Segment Start: Materials provided

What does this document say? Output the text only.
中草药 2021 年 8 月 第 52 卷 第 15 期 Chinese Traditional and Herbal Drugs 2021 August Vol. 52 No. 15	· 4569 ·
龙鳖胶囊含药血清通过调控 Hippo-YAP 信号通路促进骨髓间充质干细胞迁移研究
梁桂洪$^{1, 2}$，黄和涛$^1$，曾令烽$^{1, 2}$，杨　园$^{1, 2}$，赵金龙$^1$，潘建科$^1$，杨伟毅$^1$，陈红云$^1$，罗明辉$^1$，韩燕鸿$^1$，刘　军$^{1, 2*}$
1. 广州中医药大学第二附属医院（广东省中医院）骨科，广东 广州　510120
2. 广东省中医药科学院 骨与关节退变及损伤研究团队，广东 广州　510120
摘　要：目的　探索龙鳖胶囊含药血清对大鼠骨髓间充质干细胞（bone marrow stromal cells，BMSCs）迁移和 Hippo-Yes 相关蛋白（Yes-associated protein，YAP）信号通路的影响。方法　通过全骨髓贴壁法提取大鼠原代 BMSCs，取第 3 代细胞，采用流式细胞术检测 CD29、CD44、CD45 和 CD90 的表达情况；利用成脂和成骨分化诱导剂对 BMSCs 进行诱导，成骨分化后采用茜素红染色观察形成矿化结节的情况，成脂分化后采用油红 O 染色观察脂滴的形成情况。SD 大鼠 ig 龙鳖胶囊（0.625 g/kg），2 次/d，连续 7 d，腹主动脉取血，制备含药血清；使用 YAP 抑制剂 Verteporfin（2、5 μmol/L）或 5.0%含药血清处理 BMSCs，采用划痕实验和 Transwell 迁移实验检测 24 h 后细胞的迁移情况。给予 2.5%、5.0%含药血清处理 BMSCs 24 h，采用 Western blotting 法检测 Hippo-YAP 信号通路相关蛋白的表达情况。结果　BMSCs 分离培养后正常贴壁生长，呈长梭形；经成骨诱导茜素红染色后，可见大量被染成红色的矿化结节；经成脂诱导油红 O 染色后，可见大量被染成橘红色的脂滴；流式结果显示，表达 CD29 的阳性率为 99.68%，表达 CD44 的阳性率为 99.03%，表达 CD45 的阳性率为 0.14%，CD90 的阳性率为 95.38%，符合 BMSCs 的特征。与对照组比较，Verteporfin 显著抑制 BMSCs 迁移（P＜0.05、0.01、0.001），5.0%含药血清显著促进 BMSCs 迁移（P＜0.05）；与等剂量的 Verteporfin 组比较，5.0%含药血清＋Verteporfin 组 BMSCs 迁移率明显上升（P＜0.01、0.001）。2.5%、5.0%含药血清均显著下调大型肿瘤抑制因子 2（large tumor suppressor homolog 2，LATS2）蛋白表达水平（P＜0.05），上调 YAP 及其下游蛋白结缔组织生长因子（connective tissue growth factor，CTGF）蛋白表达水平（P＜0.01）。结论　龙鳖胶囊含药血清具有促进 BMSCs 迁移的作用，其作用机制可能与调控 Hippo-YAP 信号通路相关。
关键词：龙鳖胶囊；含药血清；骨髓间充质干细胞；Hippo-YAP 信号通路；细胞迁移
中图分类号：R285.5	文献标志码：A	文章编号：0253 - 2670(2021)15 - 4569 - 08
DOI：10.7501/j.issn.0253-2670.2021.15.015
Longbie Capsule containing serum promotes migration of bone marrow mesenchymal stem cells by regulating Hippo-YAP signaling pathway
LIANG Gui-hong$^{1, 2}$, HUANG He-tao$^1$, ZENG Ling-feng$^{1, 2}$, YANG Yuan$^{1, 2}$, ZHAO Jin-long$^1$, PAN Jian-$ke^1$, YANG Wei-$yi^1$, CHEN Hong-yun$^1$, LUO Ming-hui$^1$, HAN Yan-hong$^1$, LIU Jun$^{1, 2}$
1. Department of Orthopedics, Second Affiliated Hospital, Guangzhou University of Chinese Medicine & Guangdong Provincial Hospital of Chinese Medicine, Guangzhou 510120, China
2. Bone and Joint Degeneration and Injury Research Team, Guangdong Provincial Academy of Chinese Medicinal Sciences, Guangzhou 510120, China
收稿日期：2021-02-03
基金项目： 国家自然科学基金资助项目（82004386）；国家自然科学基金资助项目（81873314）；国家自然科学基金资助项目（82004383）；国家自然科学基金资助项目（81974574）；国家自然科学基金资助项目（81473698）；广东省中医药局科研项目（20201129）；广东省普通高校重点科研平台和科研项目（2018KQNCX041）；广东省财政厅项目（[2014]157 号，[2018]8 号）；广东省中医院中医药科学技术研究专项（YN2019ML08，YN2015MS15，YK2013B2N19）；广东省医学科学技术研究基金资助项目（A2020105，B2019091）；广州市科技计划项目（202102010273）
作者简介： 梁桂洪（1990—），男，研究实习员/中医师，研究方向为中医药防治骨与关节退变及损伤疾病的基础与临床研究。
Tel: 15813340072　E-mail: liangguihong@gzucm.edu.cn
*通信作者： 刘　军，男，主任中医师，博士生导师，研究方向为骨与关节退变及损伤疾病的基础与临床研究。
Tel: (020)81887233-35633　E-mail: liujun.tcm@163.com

Segment End: Materials provided

▶ [Task requirements]:
Type the entries out again so that they match exactly.

▶ [Solution to the exercise]:
What does this document say? Output the text only.
中草药 2021 年 8 月 第 52 卷 第 15 期 Chinese Traditional and Herbal Drugs 2021 August Vol. 52 No. 15	· 4569 ·
龙鳖胶囊含药血清通过调控 Hippo-YAP 信号通路促进骨髓间充质干细胞迁移研究
梁桂洪$^{1, 2}$，黄和涛$^1$，曾令烽$^{1, 2}$，杨　园$^{1, 2}$，赵金龙$^1$，潘建科$^1$，杨伟毅$^1$，陈红云$^1$，罗明辉$^1$，韩燕鸿$^1$，刘　军$^{1, 2*}$
1. 广州中医药大学第二附属医院（广东省中医院）骨科，广东 广州　510120
2. 广东省中医药科学院 骨与关节退变及损伤研究团队，广东 广州　510120
摘　要：目的　探索龙鳖胶囊含药血清对大鼠骨髓间充质干细胞（bone marrow stromal cells，BMSCs）迁移和 Hippo-Yes 相关蛋白（Yes-associated protein，YAP）信号通路的影响。方法　通过全骨髓贴壁法提取大鼠原代 BMSCs，取第 3 代细胞，采用流式细胞术检测 CD29、CD44、CD45 和 CD90 的表达情况；利用成脂和成骨分化诱导剂对 BMSCs 进行诱导，成骨分化后采用茜素红染色观察形成矿化结节的情况，成脂分化后采用油红 O 染色观察脂滴的形成情况。SD 大鼠 ig 龙鳖胶囊（0.625 g/kg），2 次/d，连续 7 d，腹主动脉取血，制备含药血清；使用 YAP 抑制剂 Verteporfin（2、5 μmol/L）或 5.0%含药血清处理 BMSCs，采用划痕实验和 Transwell 迁移实验检测 24 h 后细胞的迁移情况。给予 2.5%、5.0%含药血清处理 BMSCs 24 h，采用 Western blotting 法检测 Hippo-YAP 信号通路相关蛋白的表达情况。结果　BMSCs 分离培养后正常贴壁生长，呈长梭形；经成骨诱导茜素红染色后，可见大量被染成红色的矿化结节；经成脂诱导油红 O 染色后，可见大量被染成橘红色的脂滴；流式结果显示，表达 CD29 的阳性率为 99.68%，表达 CD44 的阳性率为 99.03%，表达 CD45 的阳性率为 0.14%，CD90 的阳性率为 95.38%，符合 BMSCs 的特征。与对照组比较，Verteporfin 显著抑制 BMSCs 迁移（P＜0.05、0.01、0.001），5.0%含药血清显著促进 BMSCs 迁移（P＜0.05）；与等剂量的 Verteporfin 组比较，5.0%含药血清＋Verteporfin 组 BMSCs 迁移率明显上升（P＜0.01、0.001）。2.5%、5.0%含药血清均显著下调大型肿瘤抑制因子 2（large tumor suppressor homolog 2，LATS2）蛋白表达水平（P＜0.05），上调 YAP 及其下游蛋白结缔组织生长因子（connective tissue growth factor，CTGF）蛋白表达水平（P＜0.01）。结论　龙鳖胶囊含药血清具有促进 BMSCs 迁移的作用，其作用机制可能与调控 Hippo-YAP 信号通路相关。
关键词：龙鳖胶囊；含药血清；骨髓间充质干细胞；Hippo-YAP 信号通路；细胞迁移
中图分类号：R285.5	文献标志码：A	文章编号：0253 - 2670(2021)15 - 4569 - 08
DOI：10.7501/j.issn.0253-2670.2021.15.015
Longbie Capsule containing serum promotes migration of bone marrow mesenchymal stem cells by regulating Hippo-YAP signaling pathway
LIANG Gui-hong$^{1, 2}$, HUANG He-tao$^1$, ZENG Ling-feng$^{1, 2}$, YANG Yuan$^{1, 2}$, ZHAO Jin-long$^1$, PAN Jian-$ke^1$, YANG Wei-$yi^1$, CHEN Hong-yun$^1$, LUO Ming-hui$^1$, HAN Yan-hong$^1$, LIU Jun$^{1, 2}$
1. Department of Orthopedics, Second Affiliated Hospital, Guangzhou University of Chinese Medicine & Guangdong Provincial Hospital of Chinese Medicine, Guangzhou 510120, China
2. Bone and Joint Degeneration and Injury Research Team, Guangdong Provincial Academy of Chinese Medicinal Sciences, Guangzhou 510120, China
收稿日期：2021-02-03
基金项目： 国家自然科学基金资助项目（82004386）；国家自然科学基金资助项目（81873314）；国家自然科学基金资助项目（82004383）；国家自然科学基金资助项目（81974574）；国家自然科学基金资助项目（81473698）；广东省中医药局科研项目（20201129）；广东省普通高校重点科研平台和科研项目（2018KQNCX041）；广东省财政厅项目（[2014]157 号，[2018]8 号）；广东省中医院中医药科学技术研究专项（YN2019ML08，YN2015MS15，YK2013B2N19）；广东省医学科学技术研究基金资助项目（A2020105，B2019091）；广州市科技计划项目（202102010273）
作者简介： 梁桂洪（1990—），男，研究实习员/中医师，研究方向为中医药防治骨与关节退变及损伤疾病的基础与临床研究。
Tel: 15813340072　E-mail: liangguihong@gzucm.edu.cn
*通信作者： 刘　军，男，主任中医师，博士生导师，研究方向为骨与关节退变及损伤疾病的基础与临床研究。
Tel: (020)81887233-35633　E-mail: liujun.tcm@163.com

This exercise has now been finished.